**LISTED RECORDS**
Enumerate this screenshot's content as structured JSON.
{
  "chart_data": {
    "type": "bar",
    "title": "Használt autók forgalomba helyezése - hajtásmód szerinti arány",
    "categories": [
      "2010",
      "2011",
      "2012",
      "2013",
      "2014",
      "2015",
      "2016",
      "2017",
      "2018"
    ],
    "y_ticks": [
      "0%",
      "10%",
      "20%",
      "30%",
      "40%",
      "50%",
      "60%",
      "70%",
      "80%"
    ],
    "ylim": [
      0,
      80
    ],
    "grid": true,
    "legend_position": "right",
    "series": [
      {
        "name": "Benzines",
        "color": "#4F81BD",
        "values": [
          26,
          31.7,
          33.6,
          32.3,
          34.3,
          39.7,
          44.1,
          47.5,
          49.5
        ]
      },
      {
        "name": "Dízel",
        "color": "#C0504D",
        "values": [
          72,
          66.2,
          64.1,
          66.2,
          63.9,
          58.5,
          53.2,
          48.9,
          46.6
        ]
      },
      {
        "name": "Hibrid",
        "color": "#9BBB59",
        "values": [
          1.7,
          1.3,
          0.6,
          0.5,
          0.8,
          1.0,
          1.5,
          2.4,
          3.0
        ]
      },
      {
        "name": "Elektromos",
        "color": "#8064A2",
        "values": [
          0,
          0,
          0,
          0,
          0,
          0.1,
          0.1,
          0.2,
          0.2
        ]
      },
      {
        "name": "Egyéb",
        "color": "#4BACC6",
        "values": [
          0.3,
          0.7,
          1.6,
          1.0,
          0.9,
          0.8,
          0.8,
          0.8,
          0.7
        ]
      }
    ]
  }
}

**WORK TO DO**
Repeat the whole listing exactly, keeping every line intact.

**OUTPUT BELOW**
Enumerate this screenshot's content as structured JSON.
{
  "chart_data": {
    "type": "bar",
    "title": "Használt autók forgalomba helyezése - hajtásmód szerinti arány",
    "categories": [
      "2010",
      "2011",
      "2012",
      "2013",
      "2014",
      "2015",
      "2016",
      "2017",
      "2018"
    ],
    "y_ticks": [
      "0%",
      "10%",
      "20%",
      "30%",
      "40%",
      "50%",
      "60%",
      "70%",
      "80%"
    ],
    "ylim": [
      0,
      80
    ],
    "grid": true,
    "legend_position": "right",
    "series": [
      {
        "name": "Benzines",
        "color": "#4F81BD",
        "values": [
          26,
          31.7,
          33.6,
          32.3,
          34.3,
          39.7,
          44.1,
          47.5,
          49.5
        ]
      },
      {
        "name": "Dízel",
        "color": "#C0504D",
        "values": [
          72,
          66.2,
          64.1,
          66.2,
          63.9,
          58.5,
          53.2,
          48.9,
          46.6
        ]
      },
      {
        "name": "Hibrid",
        "color": "#9BBB59",
        "values": [
          1.7,
          1.3,
          0.6,
          0.5,
          0.8,
          1.0,
          1.5,
          2.4,
          3.0
        ]
      },
      {
        "name": "Elektromos",
        "color": "#8064A2",
        "values": [
          0,
          0,
          0,
          0,
          0,
          0.1,
          0.1,
          0.2,
          0.2
        ]
      },
      {
        "name": "Egyéb",
        "color": "#4BACC6",
        "values": [
          0.3,
          0.7,
          1.6,
          1.0,
          0.9,
          0.8,
          0.8,
          0.8,
          0.7
        ]
      }
    ]
  }
}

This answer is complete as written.